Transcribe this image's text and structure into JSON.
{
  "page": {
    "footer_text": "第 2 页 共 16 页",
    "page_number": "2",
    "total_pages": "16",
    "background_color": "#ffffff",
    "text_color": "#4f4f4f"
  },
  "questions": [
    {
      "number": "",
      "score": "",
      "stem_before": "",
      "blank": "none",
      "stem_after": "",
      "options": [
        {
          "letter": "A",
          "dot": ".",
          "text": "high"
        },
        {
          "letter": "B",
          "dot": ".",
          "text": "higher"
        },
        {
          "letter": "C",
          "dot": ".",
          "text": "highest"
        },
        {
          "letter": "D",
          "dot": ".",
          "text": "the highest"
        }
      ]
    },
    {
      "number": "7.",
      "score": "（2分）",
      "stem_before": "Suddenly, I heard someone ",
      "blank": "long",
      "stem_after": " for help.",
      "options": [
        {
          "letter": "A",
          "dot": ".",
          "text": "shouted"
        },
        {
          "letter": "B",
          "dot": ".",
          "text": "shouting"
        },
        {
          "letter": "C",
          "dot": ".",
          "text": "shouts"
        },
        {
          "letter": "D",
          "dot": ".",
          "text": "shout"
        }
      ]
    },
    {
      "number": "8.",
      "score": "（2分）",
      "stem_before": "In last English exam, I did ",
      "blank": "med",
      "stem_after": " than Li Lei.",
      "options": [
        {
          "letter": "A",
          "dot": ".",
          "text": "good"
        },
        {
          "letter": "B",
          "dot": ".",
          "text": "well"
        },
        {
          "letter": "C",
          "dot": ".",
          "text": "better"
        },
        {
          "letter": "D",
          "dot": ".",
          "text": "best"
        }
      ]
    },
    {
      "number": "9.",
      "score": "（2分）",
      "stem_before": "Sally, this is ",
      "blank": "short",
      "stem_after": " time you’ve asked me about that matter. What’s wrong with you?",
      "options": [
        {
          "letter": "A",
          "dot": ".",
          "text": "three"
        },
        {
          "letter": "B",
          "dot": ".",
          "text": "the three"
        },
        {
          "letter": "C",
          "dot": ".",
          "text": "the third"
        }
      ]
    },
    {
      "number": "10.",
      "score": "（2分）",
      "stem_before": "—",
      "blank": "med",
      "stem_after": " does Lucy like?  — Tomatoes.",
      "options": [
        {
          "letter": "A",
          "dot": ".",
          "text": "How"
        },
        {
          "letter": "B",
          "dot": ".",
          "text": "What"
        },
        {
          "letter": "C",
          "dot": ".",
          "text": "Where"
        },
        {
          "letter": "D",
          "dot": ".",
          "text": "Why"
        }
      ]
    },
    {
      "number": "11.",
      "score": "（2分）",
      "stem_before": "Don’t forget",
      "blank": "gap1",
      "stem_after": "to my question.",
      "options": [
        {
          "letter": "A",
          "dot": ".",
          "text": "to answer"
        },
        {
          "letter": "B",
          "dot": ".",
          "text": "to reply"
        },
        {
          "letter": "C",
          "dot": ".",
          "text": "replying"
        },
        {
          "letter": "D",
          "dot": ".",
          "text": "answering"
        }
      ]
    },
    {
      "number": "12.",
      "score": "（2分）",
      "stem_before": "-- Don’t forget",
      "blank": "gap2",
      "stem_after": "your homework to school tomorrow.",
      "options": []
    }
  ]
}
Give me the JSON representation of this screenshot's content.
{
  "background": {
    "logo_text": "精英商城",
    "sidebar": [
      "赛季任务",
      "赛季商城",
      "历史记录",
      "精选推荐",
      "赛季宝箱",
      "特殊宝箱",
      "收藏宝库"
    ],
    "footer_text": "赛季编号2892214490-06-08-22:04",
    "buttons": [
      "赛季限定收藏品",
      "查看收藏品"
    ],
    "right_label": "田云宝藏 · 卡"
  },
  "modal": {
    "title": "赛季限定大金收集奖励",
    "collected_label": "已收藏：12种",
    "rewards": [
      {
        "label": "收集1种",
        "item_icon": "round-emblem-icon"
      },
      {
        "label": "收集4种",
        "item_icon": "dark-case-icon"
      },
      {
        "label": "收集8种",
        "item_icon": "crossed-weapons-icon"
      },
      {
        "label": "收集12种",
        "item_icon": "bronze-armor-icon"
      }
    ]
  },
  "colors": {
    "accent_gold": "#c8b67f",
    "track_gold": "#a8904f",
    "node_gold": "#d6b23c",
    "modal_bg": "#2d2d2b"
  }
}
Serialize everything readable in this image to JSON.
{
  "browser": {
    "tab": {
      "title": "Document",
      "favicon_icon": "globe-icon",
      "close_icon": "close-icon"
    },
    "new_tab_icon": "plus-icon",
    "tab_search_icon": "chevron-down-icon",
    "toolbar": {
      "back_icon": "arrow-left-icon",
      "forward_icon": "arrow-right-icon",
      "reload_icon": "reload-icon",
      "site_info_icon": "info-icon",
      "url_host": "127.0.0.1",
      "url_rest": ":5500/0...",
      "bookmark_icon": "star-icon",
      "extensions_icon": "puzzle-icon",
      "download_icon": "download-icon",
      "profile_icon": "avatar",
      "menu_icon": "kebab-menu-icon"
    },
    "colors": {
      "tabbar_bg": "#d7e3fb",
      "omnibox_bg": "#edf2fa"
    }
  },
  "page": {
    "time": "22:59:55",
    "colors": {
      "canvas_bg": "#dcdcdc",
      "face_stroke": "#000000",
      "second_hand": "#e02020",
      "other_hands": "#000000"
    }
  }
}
═══
STATED GOAL
Above are the records; retype every one exactly.

THE RESULT
Transcribe this image's text and structure into JSON.
{
  "page": {
    "footer_text": "第 2 页 共 16 页",
    "page_number": "2",
    "total_pages": "16",
    "background_color": "#ffffff",
    "text_color": "#4f4f4f"
  },
  "questions": [
    {
      "number": "",
      "score": "",
      "stem_before": "",
      "blank": "none",
      "stem_after": "",
      "options": [
        {
          "letter": "A",
          "dot": ".",
          "text": "high"
        },
        {
          "letter": "B",
          "dot": ".",
          "text": "higher"
        },
        {
          "letter": "C",
          "dot": ".",
          "text": "highest"
        },
        {
          "letter": "D",
          "dot": ".",
          "text": "the highest"
        }
      ]
    },
    {
      "number": "7.",
      "score": "（2分）",
      "stem_before": "Suddenly, I heard someone ",
      "blank": "long",
      "stem_after": " for help.",
      "options": [
        {
          "letter": "A",
          "dot": ".",
          "text": "shouted"
        },
        {
          "letter": "B",
          "dot": ".",
          "text": "shouting"
        },
        {
          "letter": "C",
          "dot": ".",
          "text": "shouts"
        },
        {
          "letter": "D",
          "dot": ".",
          "text": "shout"
        }
      ]
    },
    {
      "number": "8.",
      "score": "（2分）",
      "stem_before": "In last English exam, I did ",
      "blank": "med",
      "stem_after": " than Li Lei.",
      "options": [
        {
          "letter": "A",
          "dot": ".",
          "text": "good"
        },
        {
          "letter": "B",
          "dot": ".",
          "text": "well"
        },
        {
          "letter": "C",
          "dot": ".",
          "text": "better"
        },
        {
          "letter": "D",
          "dot": ".",
          "text": "best"
        }
      ]
    },
    {
      "number": "9.",
      "score": "（2分）",
      "stem_before": "Sally, this is ",
      "blank": "short",
      "stem_after": " time you’ve asked me about that matter. What’s wrong with you?",
      "options": [
        {
          "letter": "A",
          "dot": ".",
          "text": "three"
        },
        {
          "letter": "B",
          "dot": ".",
          "text": "the three"
        },
        {
          "letter": "C",
          "dot": ".",
          "text": "the third"
        }
      ]
    },
    {
      "number": "10.",
      "score": "（2分）",
      "stem_before": "—",
      "blank": "med",
      "stem_after": " does Lucy like?  — Tomatoes.",
      "options": [
        {
          "letter": "A",
          "dot": ".",
          "text": "How"
        },
        {
          "letter": "B",
          "dot": ".",
          "text": "What"
        },
        {
          "letter": "C",
          "dot": ".",
          "text": "Where"
        },
        {
          "letter": "D",
          "dot": ".",
          "text": "Why"
        }
      ]
    },
    {
      "number": "11.",
      "score": "（2分）",
      "stem_before": "Don’t forget",
      "blank": "gap1",
      "stem_after": "to my question.",
      "options": [
        {
          "letter": "A",
          "dot": ".",
          "text": "to answer"
        },
        {
          "letter": "B",
          "dot": ".",
          "text": "to reply"
        },
        {
          "letter": "C",
          "dot": ".",
          "text": "replying"
        },
        {
          "letter": "D",
          "dot": ".",
          "text": "answering"
        }
      ]
    },
    {
      "number": "12.",
      "score": "（2分）",
      "stem_before": "-- Don’t forget",
      "blank": "gap2",
      "stem_after": "your homework to school tomorrow.",
      "options": []
    }
  ]
}
Give me the JSON representation of this screenshot's content.
{
  "background": {
    "logo_text": "精英商城",
    "sidebar": [
      "赛季任务",
      "赛季商城",
      "历史记录",
      "精选推荐",
      "赛季宝箱",
      "特殊宝箱",
      "收藏宝库"
    ],
    "footer_text": "赛季编号2892214490-06-08-22:04",
    "buttons": [
      "赛季限定收藏品",
      "查看收藏品"
    ],
    "right_label": "田云宝藏 · 卡"
  },
  "modal": {
    "title": "赛季限定大金收集奖励",
    "collected_label": "已收藏：12种",
    "rewards": [
      {
        "label": "收集1种",
        "item_icon": "round-emblem-icon"
      },
      {
        "label": "收集4种",
        "item_icon": "dark-case-icon"
      },
      {
        "label": "收集8种",
        "item_icon": "crossed-weapons-icon"
      },
      {
        "label": "收集12种",
        "item_icon": "bronze-armor-icon"
      }
    ]
  },
  "colors": {
    "accent_gold": "#c8b67f",
    "track_gold": "#a8904f",
    "node_gold": "#d6b23c",
    "modal_bg": "#2d2d2b"
  }
}
Serialize everything readable in this image to JSON.
{
  "browser": {
    "tab": {
      "title": "Document",
      "favicon_icon": "globe-icon",
      "close_icon": "close-icon"
    },
    "new_tab_icon": "plus-icon",
    "tab_search_icon": "chevron-down-icon",
    "toolbar": {
      "back_icon": "arrow-left-icon",
      "forward_icon": "arrow-right-icon",
      "reload_icon": "reload-icon",
      "site_info_icon": "info-icon",
      "url_host": "127.0.0.1",
      "url_rest": ":5500/0...",
      "bookmark_icon": "star-icon",
      "extensions_icon": "puzzle-icon",
      "download_icon": "download-icon",
      "profile_icon": "avatar",
      "menu_icon": "kebab-menu-icon"
    },
    "colors": {
      "tabbar_bg": "#d7e3fb",
      "omnibox_bg": "#edf2fa"
    }
  },
  "page": {
    "time": "22:59:55",
    "colors": {
      "canvas_bg": "#dcdcdc",
      "face_stroke": "#000000",
      "second_hand": "#e02020",
      "other_hands": "#000000"
    }
  }
}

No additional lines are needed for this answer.